• _Material shown_
===
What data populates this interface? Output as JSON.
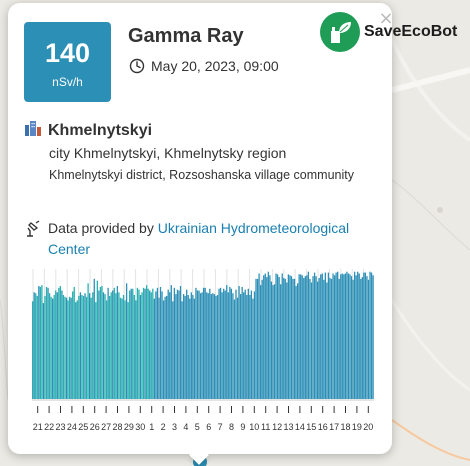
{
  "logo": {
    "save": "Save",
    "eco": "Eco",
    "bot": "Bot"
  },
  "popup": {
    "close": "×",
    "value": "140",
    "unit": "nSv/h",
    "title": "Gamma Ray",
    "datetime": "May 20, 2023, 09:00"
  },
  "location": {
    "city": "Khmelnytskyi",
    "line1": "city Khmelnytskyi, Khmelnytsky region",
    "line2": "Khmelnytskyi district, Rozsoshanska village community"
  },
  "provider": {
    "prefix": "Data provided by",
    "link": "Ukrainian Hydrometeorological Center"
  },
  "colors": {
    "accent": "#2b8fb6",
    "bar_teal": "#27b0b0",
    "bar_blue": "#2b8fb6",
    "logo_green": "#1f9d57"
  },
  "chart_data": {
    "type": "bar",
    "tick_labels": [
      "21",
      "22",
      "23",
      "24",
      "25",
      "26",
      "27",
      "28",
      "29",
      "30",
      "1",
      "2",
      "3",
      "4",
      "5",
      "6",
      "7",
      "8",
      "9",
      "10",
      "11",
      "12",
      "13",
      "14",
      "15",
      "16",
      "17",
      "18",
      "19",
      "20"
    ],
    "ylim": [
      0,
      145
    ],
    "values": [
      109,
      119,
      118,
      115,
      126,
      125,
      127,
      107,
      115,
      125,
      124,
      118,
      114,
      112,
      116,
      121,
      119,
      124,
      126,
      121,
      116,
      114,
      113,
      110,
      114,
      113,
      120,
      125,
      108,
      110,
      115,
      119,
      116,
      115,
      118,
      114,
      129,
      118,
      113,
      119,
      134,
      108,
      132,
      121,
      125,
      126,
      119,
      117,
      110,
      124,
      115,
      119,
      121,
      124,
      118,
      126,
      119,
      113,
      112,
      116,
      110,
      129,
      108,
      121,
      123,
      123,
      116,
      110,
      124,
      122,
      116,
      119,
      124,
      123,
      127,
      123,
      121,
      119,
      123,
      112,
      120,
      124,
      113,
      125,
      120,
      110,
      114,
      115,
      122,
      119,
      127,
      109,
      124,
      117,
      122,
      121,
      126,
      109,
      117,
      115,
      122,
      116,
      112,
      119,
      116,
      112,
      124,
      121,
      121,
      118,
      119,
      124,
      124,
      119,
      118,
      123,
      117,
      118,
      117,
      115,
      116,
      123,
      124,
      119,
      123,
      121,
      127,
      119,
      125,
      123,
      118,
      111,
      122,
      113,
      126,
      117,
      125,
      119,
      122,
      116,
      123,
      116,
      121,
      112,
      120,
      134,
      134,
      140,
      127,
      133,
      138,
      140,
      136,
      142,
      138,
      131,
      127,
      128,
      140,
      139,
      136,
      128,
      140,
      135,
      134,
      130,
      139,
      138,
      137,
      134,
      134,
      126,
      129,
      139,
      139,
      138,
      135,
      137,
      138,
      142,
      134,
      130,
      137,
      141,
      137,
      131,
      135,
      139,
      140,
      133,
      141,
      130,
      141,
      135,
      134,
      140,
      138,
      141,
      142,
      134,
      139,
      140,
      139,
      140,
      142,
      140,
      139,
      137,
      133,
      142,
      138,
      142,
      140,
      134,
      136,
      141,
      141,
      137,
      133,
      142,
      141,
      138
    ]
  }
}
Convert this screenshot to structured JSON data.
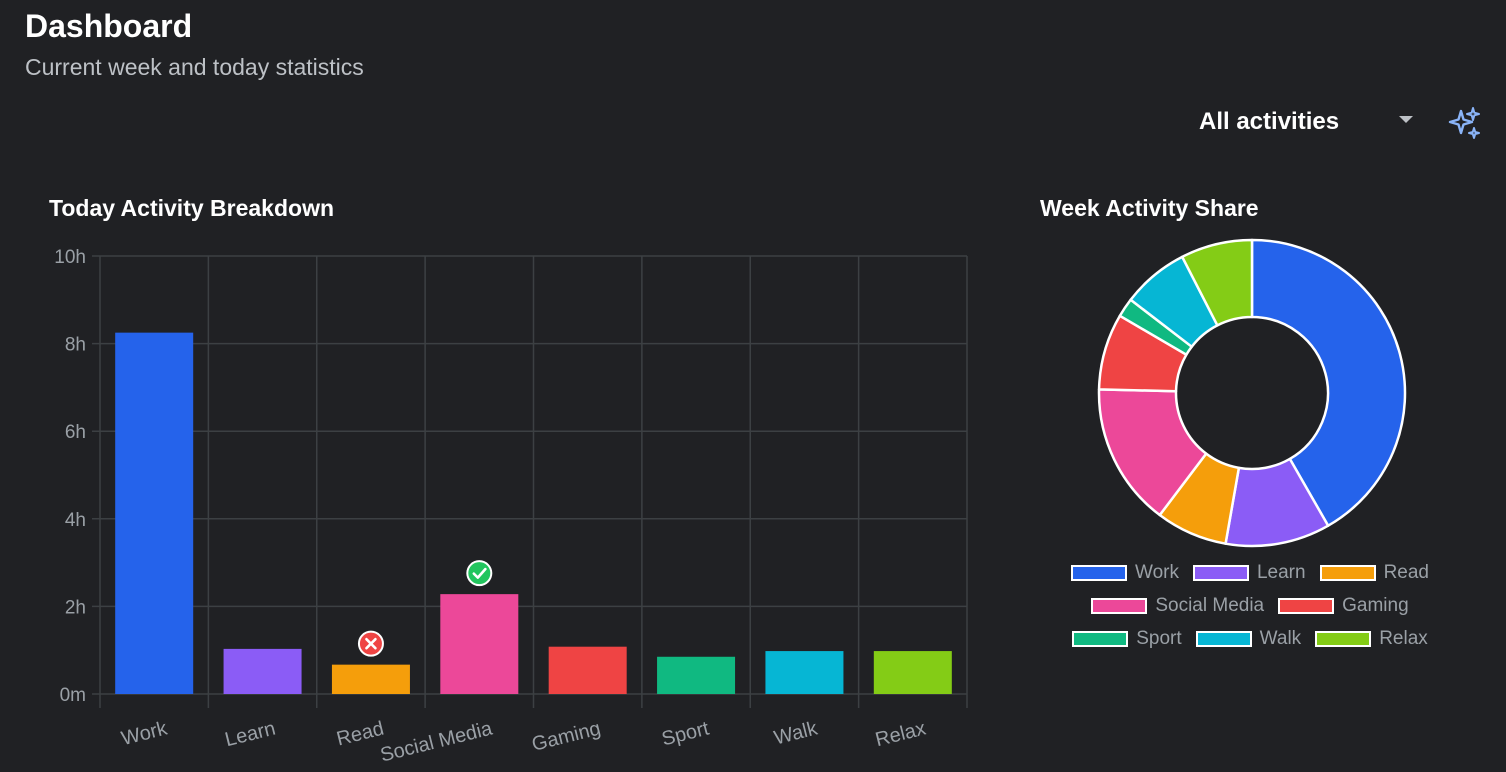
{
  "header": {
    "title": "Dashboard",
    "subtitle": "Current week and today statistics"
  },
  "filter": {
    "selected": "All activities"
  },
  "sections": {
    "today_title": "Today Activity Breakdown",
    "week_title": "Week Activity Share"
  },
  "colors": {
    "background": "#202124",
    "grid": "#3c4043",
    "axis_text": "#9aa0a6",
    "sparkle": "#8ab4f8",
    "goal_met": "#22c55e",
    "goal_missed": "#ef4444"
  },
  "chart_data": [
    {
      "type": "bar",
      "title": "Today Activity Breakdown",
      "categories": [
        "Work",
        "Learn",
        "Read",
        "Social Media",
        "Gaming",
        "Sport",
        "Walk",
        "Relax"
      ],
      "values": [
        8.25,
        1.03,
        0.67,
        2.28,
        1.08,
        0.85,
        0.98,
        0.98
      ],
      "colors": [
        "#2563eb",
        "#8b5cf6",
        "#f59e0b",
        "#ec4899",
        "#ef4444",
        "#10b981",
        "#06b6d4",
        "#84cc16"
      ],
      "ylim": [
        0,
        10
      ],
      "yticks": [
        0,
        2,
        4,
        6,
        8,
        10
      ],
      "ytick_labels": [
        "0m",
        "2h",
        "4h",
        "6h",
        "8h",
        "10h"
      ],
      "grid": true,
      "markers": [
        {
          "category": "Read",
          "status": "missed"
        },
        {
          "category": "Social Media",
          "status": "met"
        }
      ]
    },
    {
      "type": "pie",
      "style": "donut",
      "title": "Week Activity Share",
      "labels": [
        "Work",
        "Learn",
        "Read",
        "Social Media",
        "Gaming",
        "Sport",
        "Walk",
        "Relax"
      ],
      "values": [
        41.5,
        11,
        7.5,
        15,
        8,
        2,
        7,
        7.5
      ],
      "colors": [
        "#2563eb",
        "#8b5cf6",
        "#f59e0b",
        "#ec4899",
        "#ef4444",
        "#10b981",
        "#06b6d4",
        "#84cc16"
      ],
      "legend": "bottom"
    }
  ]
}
===
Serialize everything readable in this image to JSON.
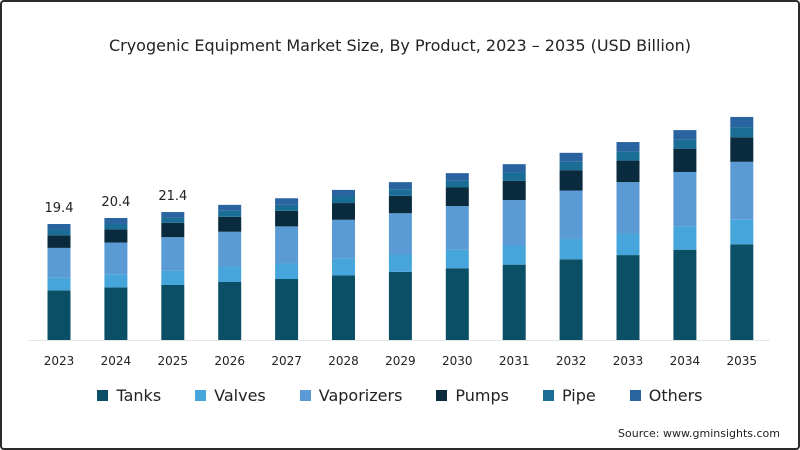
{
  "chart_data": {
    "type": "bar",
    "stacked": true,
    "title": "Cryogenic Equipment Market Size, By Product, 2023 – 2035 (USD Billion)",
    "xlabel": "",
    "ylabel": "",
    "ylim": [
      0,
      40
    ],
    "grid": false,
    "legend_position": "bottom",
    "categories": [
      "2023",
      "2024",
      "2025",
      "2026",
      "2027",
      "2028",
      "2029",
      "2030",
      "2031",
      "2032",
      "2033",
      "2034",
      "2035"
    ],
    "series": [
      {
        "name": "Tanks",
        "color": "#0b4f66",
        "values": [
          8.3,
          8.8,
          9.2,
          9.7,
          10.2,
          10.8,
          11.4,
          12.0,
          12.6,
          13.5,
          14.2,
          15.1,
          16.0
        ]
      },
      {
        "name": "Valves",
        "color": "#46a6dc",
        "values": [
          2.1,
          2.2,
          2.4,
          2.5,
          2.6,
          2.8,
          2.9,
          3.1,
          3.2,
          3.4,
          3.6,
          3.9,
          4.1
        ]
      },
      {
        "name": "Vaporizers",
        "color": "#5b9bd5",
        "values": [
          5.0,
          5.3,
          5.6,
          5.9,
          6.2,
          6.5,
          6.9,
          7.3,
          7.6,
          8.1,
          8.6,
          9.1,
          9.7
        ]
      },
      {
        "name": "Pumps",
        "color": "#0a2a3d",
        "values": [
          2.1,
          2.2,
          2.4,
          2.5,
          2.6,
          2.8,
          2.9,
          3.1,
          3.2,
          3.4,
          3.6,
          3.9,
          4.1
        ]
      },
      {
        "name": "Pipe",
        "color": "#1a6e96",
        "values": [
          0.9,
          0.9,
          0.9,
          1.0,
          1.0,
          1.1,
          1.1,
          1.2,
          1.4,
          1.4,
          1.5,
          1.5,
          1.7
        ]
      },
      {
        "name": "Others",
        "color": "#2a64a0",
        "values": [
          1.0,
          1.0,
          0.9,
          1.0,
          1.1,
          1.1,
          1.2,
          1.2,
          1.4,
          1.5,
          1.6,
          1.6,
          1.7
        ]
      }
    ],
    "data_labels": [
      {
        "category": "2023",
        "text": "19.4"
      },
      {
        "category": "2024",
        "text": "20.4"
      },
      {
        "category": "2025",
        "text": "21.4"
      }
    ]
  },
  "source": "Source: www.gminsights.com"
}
===
Say how many lines include the word "bottom"; reply with the number alone.

• _Exercise output_
2